▸ **Description of the task**
Copy each entry as it stands, leaving nothing out.

▸ **Records supplied**
+-------+
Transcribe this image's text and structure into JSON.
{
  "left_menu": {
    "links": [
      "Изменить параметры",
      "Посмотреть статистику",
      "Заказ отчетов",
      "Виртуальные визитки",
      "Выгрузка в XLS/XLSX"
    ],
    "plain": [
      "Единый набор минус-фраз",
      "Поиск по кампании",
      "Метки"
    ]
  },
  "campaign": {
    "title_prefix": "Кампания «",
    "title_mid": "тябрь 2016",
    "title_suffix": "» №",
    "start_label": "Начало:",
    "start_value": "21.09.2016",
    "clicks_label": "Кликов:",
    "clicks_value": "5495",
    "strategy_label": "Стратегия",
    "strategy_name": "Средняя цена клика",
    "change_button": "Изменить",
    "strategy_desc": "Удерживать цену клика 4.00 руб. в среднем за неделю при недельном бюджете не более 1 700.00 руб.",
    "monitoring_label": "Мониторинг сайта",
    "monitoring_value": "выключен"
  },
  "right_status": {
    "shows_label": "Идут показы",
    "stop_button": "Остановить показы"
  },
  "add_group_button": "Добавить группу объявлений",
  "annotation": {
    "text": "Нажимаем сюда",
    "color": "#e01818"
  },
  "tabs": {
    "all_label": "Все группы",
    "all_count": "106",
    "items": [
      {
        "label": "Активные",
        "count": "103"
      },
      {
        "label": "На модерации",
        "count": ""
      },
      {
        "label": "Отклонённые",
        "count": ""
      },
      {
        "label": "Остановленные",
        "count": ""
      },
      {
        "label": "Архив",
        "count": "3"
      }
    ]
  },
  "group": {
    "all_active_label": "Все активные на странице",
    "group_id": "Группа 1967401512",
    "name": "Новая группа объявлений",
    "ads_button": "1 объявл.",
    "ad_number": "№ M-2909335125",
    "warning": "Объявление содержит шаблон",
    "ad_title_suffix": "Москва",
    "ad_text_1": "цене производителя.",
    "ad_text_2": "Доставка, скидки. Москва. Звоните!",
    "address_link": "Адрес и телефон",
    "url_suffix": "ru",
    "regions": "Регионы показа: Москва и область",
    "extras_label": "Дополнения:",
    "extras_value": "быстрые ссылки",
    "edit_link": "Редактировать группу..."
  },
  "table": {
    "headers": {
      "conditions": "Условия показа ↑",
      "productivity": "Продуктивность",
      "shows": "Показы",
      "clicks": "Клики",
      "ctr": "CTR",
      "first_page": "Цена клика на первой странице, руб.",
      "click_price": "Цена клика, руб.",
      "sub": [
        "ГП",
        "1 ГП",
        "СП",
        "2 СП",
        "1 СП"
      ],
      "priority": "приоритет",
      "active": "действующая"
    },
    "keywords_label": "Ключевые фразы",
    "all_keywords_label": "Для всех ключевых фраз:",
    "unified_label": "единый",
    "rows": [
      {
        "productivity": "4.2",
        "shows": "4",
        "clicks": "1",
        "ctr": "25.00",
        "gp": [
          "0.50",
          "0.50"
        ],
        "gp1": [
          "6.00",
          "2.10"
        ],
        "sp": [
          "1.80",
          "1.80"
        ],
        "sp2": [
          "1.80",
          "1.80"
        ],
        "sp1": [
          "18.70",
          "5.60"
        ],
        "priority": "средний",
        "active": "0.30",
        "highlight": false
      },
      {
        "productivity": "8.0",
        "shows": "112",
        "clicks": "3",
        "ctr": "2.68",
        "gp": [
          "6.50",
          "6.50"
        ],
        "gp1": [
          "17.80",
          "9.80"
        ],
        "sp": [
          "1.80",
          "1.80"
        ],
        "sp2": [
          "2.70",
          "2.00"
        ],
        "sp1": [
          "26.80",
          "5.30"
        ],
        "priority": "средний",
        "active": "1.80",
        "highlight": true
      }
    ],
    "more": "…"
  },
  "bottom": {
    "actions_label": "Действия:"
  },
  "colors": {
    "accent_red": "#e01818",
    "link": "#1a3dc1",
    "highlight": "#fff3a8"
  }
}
+-------+
▸ **Response**
Transcribe this image's text and structure into JSON.
{
  "left_menu": {
    "links": [
      "Изменить параметры",
      "Посмотреть статистику",
      "Заказ отчетов",
      "Виртуальные визитки",
      "Выгрузка в XLS/XLSX"
    ],
    "plain": [
      "Единый набор минус-фраз",
      "Поиск по кампании",
      "Метки"
    ]
  },
  "campaign": {
    "title_prefix": "Кампания «",
    "title_mid": "тябрь 2016",
    "title_suffix": "» №",
    "start_label": "Начало:",
    "start_value": "21.09.2016",
    "clicks_label": "Кликов:",
    "clicks_value": "5495",
    "strategy_label": "Стратегия",
    "strategy_name": "Средняя цена клика",
    "change_button": "Изменить",
    "strategy_desc": "Удерживать цену клика 4.00 руб. в среднем за неделю при недельном бюджете не более 1 700.00 руб.",
    "monitoring_label": "Мониторинг сайта",
    "monitoring_value": "выключен"
  },
  "right_status": {
    "shows_label": "Идут показы",
    "stop_button": "Остановить показы"
  },
  "add_group_button": "Добавить группу объявлений",
  "annotation": {
    "text": "Нажимаем сюда",
    "color": "#e01818"
  },
  "tabs": {
    "all_label": "Все группы",
    "all_count": "106",
    "items": [
      {
        "label": "Активные",
        "count": "103"
      },
      {
        "label": "На модерации",
        "count": ""
      },
      {
        "label": "Отклонённые",
        "count": ""
      },
      {
        "label": "Остановленные",
        "count": ""
      },
      {
        "label": "Архив",
        "count": "3"
      }
    ]
  },
  "group": {
    "all_active_label": "Все активные на странице",
    "group_id": "Группа 1967401512",
    "name": "Новая группа объявлений",
    "ads_button": "1 объявл.",
    "ad_number": "№ M-2909335125",
    "warning": "Объявление содержит шаблон",
    "ad_title_suffix": "Москва",
    "ad_text_1": "цене производителя.",
    "ad_text_2": "Доставка, скидки. Москва. Звоните!",
    "address_link": "Адрес и телефон",
    "url_suffix": "ru",
    "regions": "Регионы показа: Москва и область",
    "extras_label": "Дополнения:",
    "extras_value": "быстрые ссылки",
    "edit_link": "Редактировать группу..."
  },
  "table": {
    "headers": {
      "conditions": "Условия показа ↑",
      "productivity": "Продуктивность",
      "shows": "Показы",
      "clicks": "Клики",
      "ctr": "CTR",
      "first_page": "Цена клика на первой странице, руб.",
      "click_price": "Цена клика, руб.",
      "sub": [
        "ГП",
        "1 ГП",
        "СП",
        "2 СП",
        "1 СП"
      ],
      "priority": "приоритет",
      "active": "действующая"
    },
    "keywords_label": "Ключевые фразы",
    "all_keywords_label": "Для всех ключевых фраз:",
    "unified_label": "единый",
    "rows": [
      {
        "productivity": "4.2",
        "shows": "4",
        "clicks": "1",
        "ctr": "25.00",
        "gp": [
          "0.50",
          "0.50"
        ],
        "gp1": [
          "6.00",
          "2.10"
        ],
        "sp": [
          "1.80",
          "1.80"
        ],
        "sp2": [
          "1.80",
          "1.80"
        ],
        "sp1": [
          "18.70",
          "5.60"
        ],
        "priority": "средний",
        "active": "0.30",
        "highlight": false
      },
      {
        "productivity": "8.0",
        "shows": "112",
        "clicks": "3",
        "ctr": "2.68",
        "gp": [
          "6.50",
          "6.50"
        ],
        "gp1": [
          "17.80",
          "9.80"
        ],
        "sp": [
          "1.80",
          "1.80"
        ],
        "sp2": [
          "2.70",
          "2.00"
        ],
        "sp1": [
          "26.80",
          "5.30"
        ],
        "priority": "средний",
        "active": "1.80",
        "highlight": true
      }
    ],
    "more": "…"
  },
  "bottom": {
    "actions_label": "Действия:"
  },
  "colors": {
    "accent_red": "#e01818",
    "link": "#1a3dc1",
    "highlight": "#fff3a8"
  }
}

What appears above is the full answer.